Instruction: Find each line with the string "Путешествіе" and report it.

Records to process:
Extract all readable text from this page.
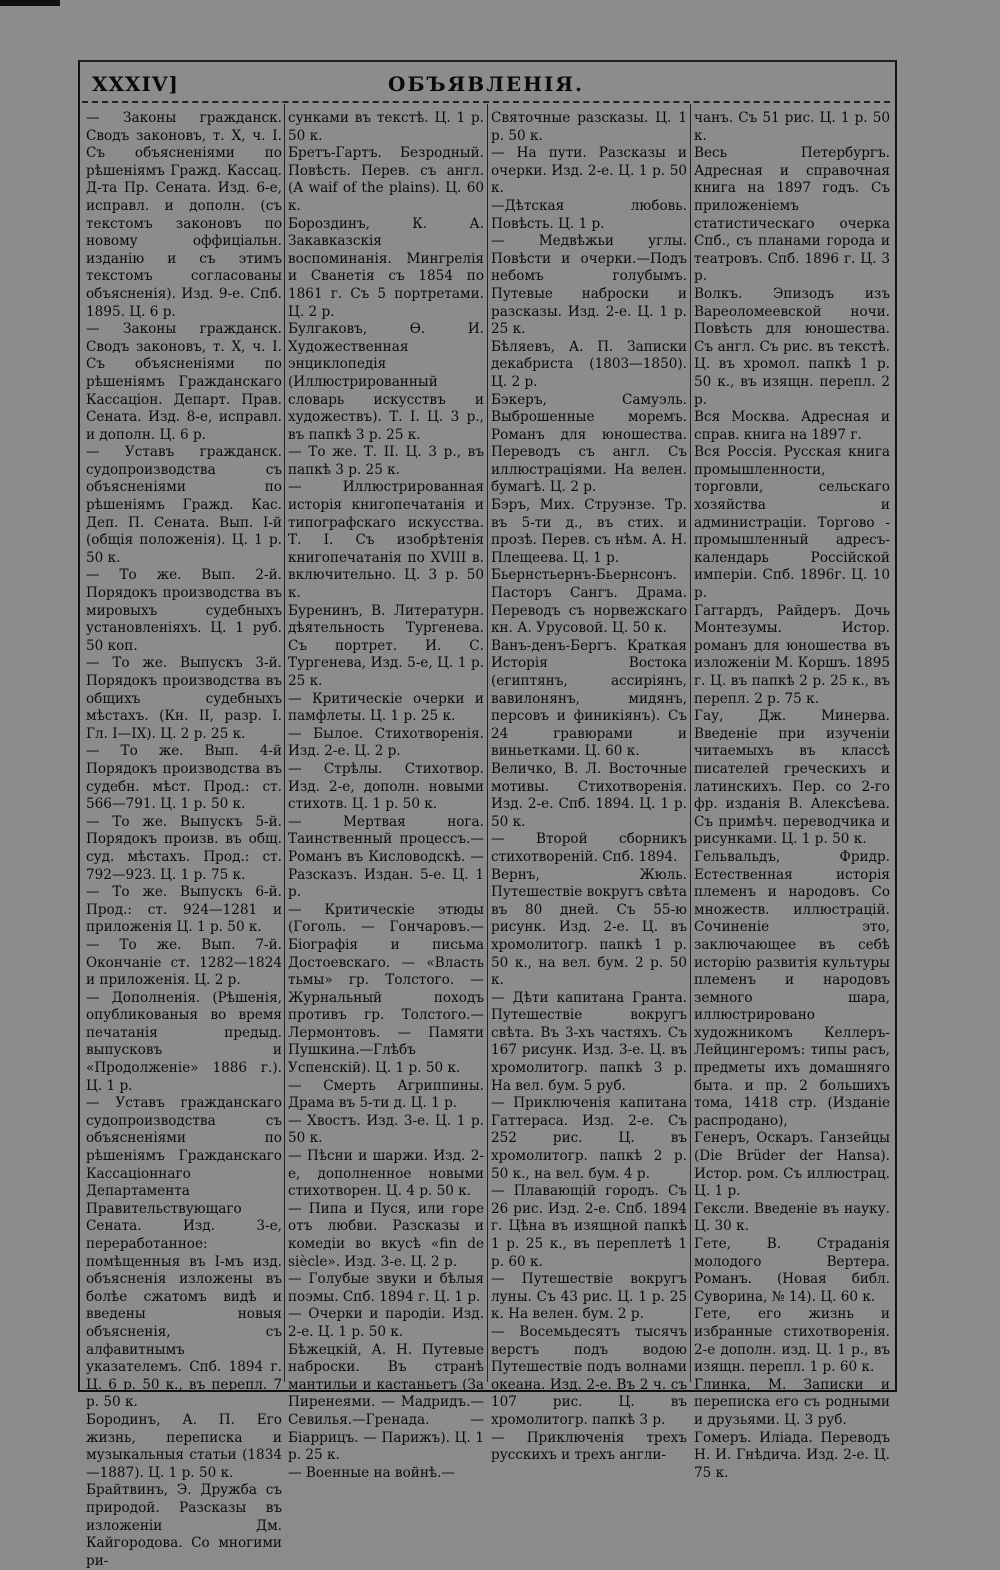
ОБЪЯВЛЕНІЯ.
XXXIV]

— Законы гражданск. Сводъ законовъ, т. X, ч. I. Съ объясненіями по рѣшеніямъ Гражд. Кассац. Д-та Пр. Сената. Изд. 6-е, исправл. и дополн. (съ текстомъ законовъ по новому оффиціальн. изданію и съ этимъ текстомъ согласованы объясненія). Изд. 9-е. Спб. 1895. Ц. 6 р.

— Законы гражданск. Сводъ законовъ, т. X, ч. I. Съ объясненіями по рѣшеніямъ Гражданскаго Кассаціон. Департ. Прав. Сената. Изд. 8-е, исправл. и дополн. Ц. 6 р.

— Уставъ гражданск. судопроизводства съ объясненіями по рѣшеніямъ Гражд. Кас. Деп. П. Сената. Вып. I-й (общія положенія). Ц. 1 р. 50 к.

— То же. Вып. 2-й. Порядокъ производства въ мировыхъ судебныхъ установленіяхъ. Ц. 1 руб. 50 коп.

— То же. Выпускъ 3-й. Порядокъ производства въ общихъ судебныхъ мѣстахъ. (Кн. II, разр. I. Гл. I—IX). Ц. 2 р. 25 к.

— То же. Вып. 4-й Порядокъ производства въ судебн. мѣст. Прод.: ст. 566—791. Ц. 1 р. 50 к.

— То же. Выпускъ 5-й. Порядокъ произв. въ общ. суд. мѣстахъ. Прод.: ст. 792—923. Ц. 1 р. 75 к.

— То же. Выпускъ 6-й. Прод.: ст. 924—1281 и приложенія Ц. 1 р. 50 к.

— То же. Вып. 7-й. Окончаніе ст. 1282—1824 и приложенія. Ц. 2 р.

— Дополненія. (Рѣшенія, опубликованыя во время печатанія предыд. выпусковъ и «Продолженіе» 1886 г.). Ц. 1 р.

— Уставъ гражданскаго судопроизводства съ объясненіями по рѣшеніямъ Гражданскаго Кассаціоннаго Департамента Правительствующаго Сената. Изд. 3-е, переработанное: помѣщенныя въ I-мъ изд. объясненія изложены въ болѣе сжатомъ видѣ и введены новыя объясненія, съ алфавитнымъ указателемъ. Спб. 1894 г. Ц. 6 р. 50 к., въ перепл. 7 р. 50 к.

Бородинъ, А. П. Его жизнь, переписка и музыкальныя статьи (1834—1887). Ц. 1 р. 50 к.

Брайтвинъ, Э. Дружба съ природой. Разсказы въ изложеніи Дм. Кайгородова. Со многими ри-

сунками въ текстѣ. Ц. 1 р. 50 к.

Бретъ-Гартъ. Безродный. Повѣсть. Перев. съ англ. (A waif of the plains). Ц. 60 к.

Бороздинъ, К. А. Закавказскія воспоминанія. Мингрелія и Сванетія съ 1854 по 1861 г. Съ 5 портретами. Ц. 2 р.

Булгаковъ, Ѳ. И. Художественная энциклопедія (Иллюстрированный словарь искусствъ и художествъ). Т. I. Ц. 3 р., въ папкѣ 3 р. 25 к.

— То же. Т. II. Ц. 3 р., въ папкѣ 3 р. 25 к.

— Иллюстрированная исторія книгопечатанія и типографскаго искусства. Т. I. Съ изобрѣтенія книгопечатанія по XVIII в. включительно. Ц. 3 р. 50 к.

Буренинъ, В. Литературн. дѣятельность Тургенева. Съ портрет. И. С. Тургенева, Изд. 5-е, Ц. 1 р. 25 к.

— Критическіе очерки и памфлеты. Ц. 1 р. 25 к.

— Былое. Стихотворенія. Изд. 2-е. Ц. 2 р.

— Стрѣлы. Стихотвор. Изд. 2-е, дополн. новыми стихотв. Ц. 1 р. 50 к.

— Мертвая нога. Таинственный процессъ.— Романъ въ Кисловодскѣ. —Разсказъ. Издан. 5-е. Ц. 1 р.

— Критическіе этюды (Гоголь. — Гончаровъ.— Біографія и письма Достоевскаго. — «Власть тьмы» гр. Толстого. — Журнальный походъ противъ гр. Толстого.—Лермонтовъ. — Памяти Пушкина.—Глѣбъ Успенскій). Ц. 1 р. 50 к.

— Смерть Агриппины. Драма въ 5-ти д. Ц. 1 р.

— Хвостъ. Изд. 3-е. Ц. 1 р. 50 к.

— Пѣсни и шаржи. Изд. 2-е, дополненное новыми стихотворен. Ц. 4 р. 50 к.

— Пипа и Пуся, или горе отъ любви. Разсказы и комедіи во вкусѣ «fin de siècle». Изд. 3-е. Ц. 2 р.

— Голубые звуки и бѣлыя поэмы. Спб. 1894 г. Ц. 1 р.

— Очерки и пародіи. Изд. 2-е. Ц. 1 р. 50 к.

Бѣжецкій, А. Н. Путевые наброски. Въ странѣ мантильи и кастаньетъ (За Пиренеями. — Мадридъ.—Севилья.—Гренада. — Біаррицъ. — Парижъ). Ц. 1 р. 25 к.

— Военные на войнѣ.—

Святочные разсказы. Ц. 1 р. 50 к.

— На пути. Разсказы и очерки. Изд. 2-е. Ц. 1 р. 50 к.

—Дѣтская любовь. Повѣсть. Ц. 1 р.

— Медвѣжьи углы. Повѣсти и очерки.—Подъ небомъ голубымъ. Путевые наброски и разсказы. Изд. 2-е. Ц. 1 р. 25 к.

Бѣляевъ, А. П. Записки декабриста (1803—1850). Ц. 2 р.

Бэкеръ, Самуэль. Выброшенные моремъ. Романъ для юношества. Переводъ съ англ. Съ иллюстраціями. На велен. бумагѣ. Ц. 2 р.

Бэръ, Мих. Струэнзе. Тр. въ 5-ти д., въ стих. и прозѣ. Перев. съ нѣм. А. Н. Плещеева. Ц. 1 р.

Бьернстьернъ-Бьернсонъ. Пасторъ Сангъ. Драма. Переводъ съ норвежскаго кн. А. Урусовой. Ц. 50 к.

Ванъ-денъ-Бергъ. Краткая Исторія Востока (египтянъ, ассиріянъ, вавилонянъ, мидянъ, персовъ и финикіянъ). Съ 24 гравюрами и виньетками. Ц. 60 к.

Величко, В. Л. Восточные мотивы. Стихотворенія. Изд. 2-е. Спб. 1894. Ц. 1 р. 50 к.

— Второй сборникъ стихотвореній. Спб. 1894.

Вернъ, Жюль. Путешествіе вокругъ свѣта въ 80 дней. Съ 55-ю рисунк. Изд. 2-е. Ц. въ хромолитогр. папкѣ 1 р. 50 к., на вел. бум. 2 р. 50 к.

— Дѣти капитана Гранта. Путешествіе вокругъ свѣта. Въ 3-хъ частяхъ. Съ 167 рисунк. Изд. 3-е. Ц. въ хромолитогр. папкѣ 3 р. На вел. бум. 5 руб.

— Приключенія капитана Гаттераса. Изд. 2-е. Съ 252 рис. Ц. въ хромолитогр. папкѣ 2 р. 50 к., на вел. бум. 4 р.

— Плавающій городъ. Съ 26 рис. Изд. 2-е. Спб. 1894 г. Цѣна въ изящной папкѣ 1 р. 25 к., въ переплетѣ 1 р. 60 к.

— Путешествіе вокругъ луны. Съ 43 рис. Ц. 1 р. 25 к. На велен. бум. 2 р.

— Восемьдесятъ тысячъ верстъ подъ водою Путешествіе подъ волнами океана. Изд. 2-е. Въ 2 ч. съ 107 рис. Ц. въ хромолитогр. папкѣ 3 р.

— Приключенія трехъ русскихъ и трехъ англи-

чанъ. Съ 51 рис. Ц. 1 р. 50 к.

Весь Петербургъ. Адресная и справочная книга на 1897 годъ. Съ приложеніемъ статистическаго очерка Спб., съ планами города и театровъ. Спб. 1896 г. Ц. 3 р.

Волкъ. Эпизодъ изъ Вареоломеевской ночи. Повѣсть для юношества. Съ англ. Съ рис. въ текстѣ. Ц. въ хромол. папкѣ 1 р. 50 к., въ изящн. перепл. 2 р.

Вся Москва. Адресная и справ. книга на 1897 г.

Вся Россія. Русская книга промышленности, торговли, сельскаго хозяйства и администраціи. Торгово - промышленный адресъ-календарь Россійской имперіи. Спб. 1896г. Ц. 10 р.

Гаггардъ, Райдеръ. Дочь Монтезумы. Истор. романъ для юношества въ изложеніи М. Коршъ. 1895 г. Ц. въ папкѣ 2 р. 25 к., въ перепл. 2 р. 75 к.

Гау, Дж. Минерва. Введеніе при изученіи читаемыхъ въ классѣ писателей греческихъ и латинскихъ. Пер. со 2-го фр. изданія В. Алексѣева. Съ примѣч. переводчика и рисунками. Ц. 1 р. 50 к.

Гельвальдъ, Фридр. Естественная исторія племенъ и народовъ. Со множеств. иллюстрацій. Сочиненіе это, заключающее въ себѣ исторію развитія культуры племенъ и народовъ земного шара, иллюстрировано художникомъ Келлеръ-Лейцингеромъ: типы расъ, предметы ихъ домашняго быта. и пр. 2 большихъ тома, 1418 стр. (Изданіе распродано),

Генеръ, Оскаръ. Ганзейцы (Die Brüder der Hansa). Истор. ром. Съ иллюстрац. Ц. 1 р.

Гексли. Введеніе въ науку. Ц. 30 к.

Гете, В. Страданія молодого Вертера. Романъ. (Новая библ. Суворина, № 14). Ц. 60 к.

Гете, его жизнь и избранные стихотворенія. 2-е дополн. изд. Ц. 1 р., въ изящн. перепл. 1 р. 60 к.

Глинка, М. Записки и переписка его съ родными и друзьями. Ц. 3 руб.

Гомеръ. Иліада. Переводъ Н. И. Гнѣдича. Изд. 2-е. Ц. 75 к.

Final answer:
Вернъ, Жюль. Путешествіе вокругъ свѣта въ 80 дней. Съ 55-ю рисунк. Изд. 2-е. Ц. въ хромолитогр. папкѣ 1 р. 50 к., на вел. бум. 2 р. 50 к.
— Дѣти капитана Гранта. Путешествіе вокругъ свѣта. Въ 3-хъ частяхъ. Съ 167 рисунк. Изд. 3-е. Ц. въ хромолитогр. папкѣ 3 р. На вел. бум. 5 руб.
— Путешествіе вокругъ луны. Съ 43 рис. Ц. 1 р. 25 к. На велен. бум. 2 р.
— Восемьдесятъ тысячъ верстъ подъ водою Путешествіе подъ волнами океана. Изд. 2-е. Въ 2 ч. съ 107 рис. Ц. въ хромолитогр. папкѣ 3 р.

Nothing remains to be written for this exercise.